Bis zur Firmung waren es noch einige Monate. Erst kamen Palmsonntag und Ostern. Das waren nicht nur Feiertage, die uns als Christen motivierten, sondern sie gaben auch den weltlichen Freuden breiten Raum. Im Vordergrund stand allerdings das christliche Leben. So hielten wir noch die 40 Tage Fastenzeit ein. In dieser Zeit wurde nicht getanzt oder sonstigen Vergnügungen gefrönt. In der Osterwoche erreichte die Enthaltung ihren Höhepunkt. Zu gut kann ich mich erinnern, wie ich als junges Mädchen Karfreitag nach der Kirche zum Ausbessern des Ackerzaunes der Ortschaft gehen mußte. Das erste Essen gab es um 2 Uhr nachmittags, Bohnen ohne Fett und dann nichts mehr. Die Hände und Füße waren von Dornen zerkratzt. Wiewohl uns am Zaun die Buschen und Männer die herbeigeschleppten Gabeln, voll mit Dornengestrüpp, abnahmen und auf die Staketen des Zaunes stülpten, war es eine schwere Arbeit.

Gemeinschaftsarbeit mußte im Frühjahr noch mehr geleistet werden. Die Wege mußten z.B. auch instand gesetzt werden.
Geordert und beaufsichtigt wurden diese Arbeiten nach einer Sitzung vom Ortsvorsteher (Schupon), meinem Vater.

Die Arbeiten wurden besonders gerne von der Jugend verrichtet, denn die rege Unterhaltung, das Scherzen und Lachen war eben gratis, wie auch die Arbeit.

Wie schon erwähnt, war am Palmsonntag der Auftakt zu den bevorstehenden Ostern. De Dirndlein trugen schön geschmückte Palmruten, de Biblein höchstens eine bis zwei Ruten ungeschmückt. So war es der Brauch. Meine waren mit die schönsten, denn ich bekam sehr schöne Zierbänder aus Amerika. Gekraenet hot sche Miene.

An diesem Palmsonntag vor der Firmung sagte Miene zu mir: "Et luß de Maschn ungreifn, daß schei et koatig brnt; bei schischtn geits Battina." Aus Erfahrung wußte ich, daß dies keine leere Drohung war.

ÜBUNGSAUFGABE:
Beantworten Sie anhand des Textauszugs über die Zeit vor der Firmung die folgenden Fragen:
1. Um welche Uhrzeit gab es am Karfreitag das erste Essen, und woraus bestand es?
2. Wer ordnete die Gemeinschaftsarbeiten an und beaufsichtigte sie?
3. Woher stammten die Zierbänder für die Palmruten der Erzählerin?

BEREITGESTELLTES MATERIAL:
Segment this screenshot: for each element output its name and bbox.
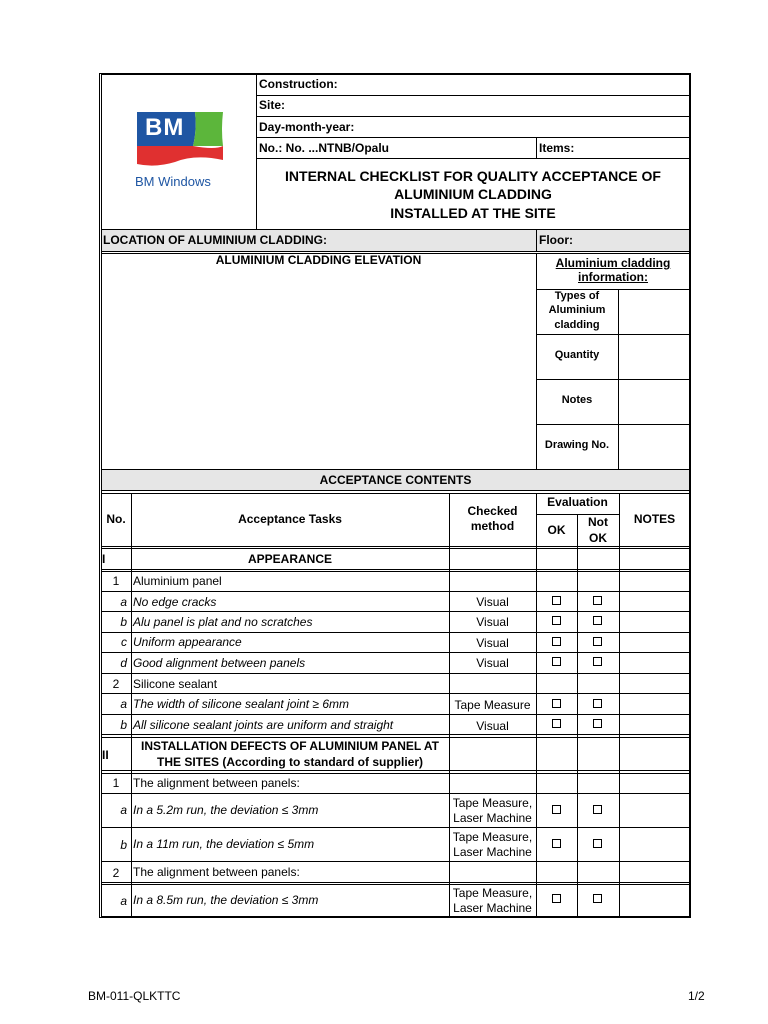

LÖSUNG:
1. Um 2 Uhr nachmittags; es gab Bohnen ohne Fett.
2. Der Ortsvorsteher (Schupon), der Vater der Erzählerin.
3. Aus Amerika.